SOURCE RECORDS start

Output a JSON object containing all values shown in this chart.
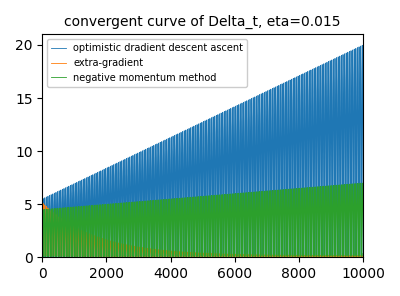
{
  "title": "convergent curve of Delta_t, eta=0.015",
  "legend_labels": [
    "optimistic dradient descent ascent",
    "extra-gradient",
    "negative momentum method"
  ],
  "colors": [
    "#1f77b4",
    "#ff7f0e",
    "#2ca02c"
  ],
  "n_steps": 10000,
  "period": 200,
  "eta": 0.015,
  "xlim": [
    0,
    10000
  ],
  "ylim": [
    0,
    21
  ],
  "figsize": [
    4.0,
    2.96
  ],
  "dpi": 100,
  "linewidth": 0.6
}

SOURCE RECORDS end

EXERCISE REQUIREMENTS :: Print out the lines exactly, skipping any picture.

RESULT FOR THIS TASK ::
Output a JSON object containing all values shown in this chart.
{
  "title": "convergent curve of Delta_t, eta=0.015",
  "legend_labels": [
    "optimistic dradient descent ascent",
    "extra-gradient",
    "negative momentum method"
  ],
  "colors": [
    "#1f77b4",
    "#ff7f0e",
    "#2ca02c"
  ],
  "n_steps": 10000,
  "period": 200,
  "eta": 0.015,
  "xlim": [
    0,
    10000
  ],
  "ylim": [
    0,
    21
  ],
  "figsize": [
    4.0,
    2.96
  ],
  "dpi": 100,
  "linewidth": 0.6
}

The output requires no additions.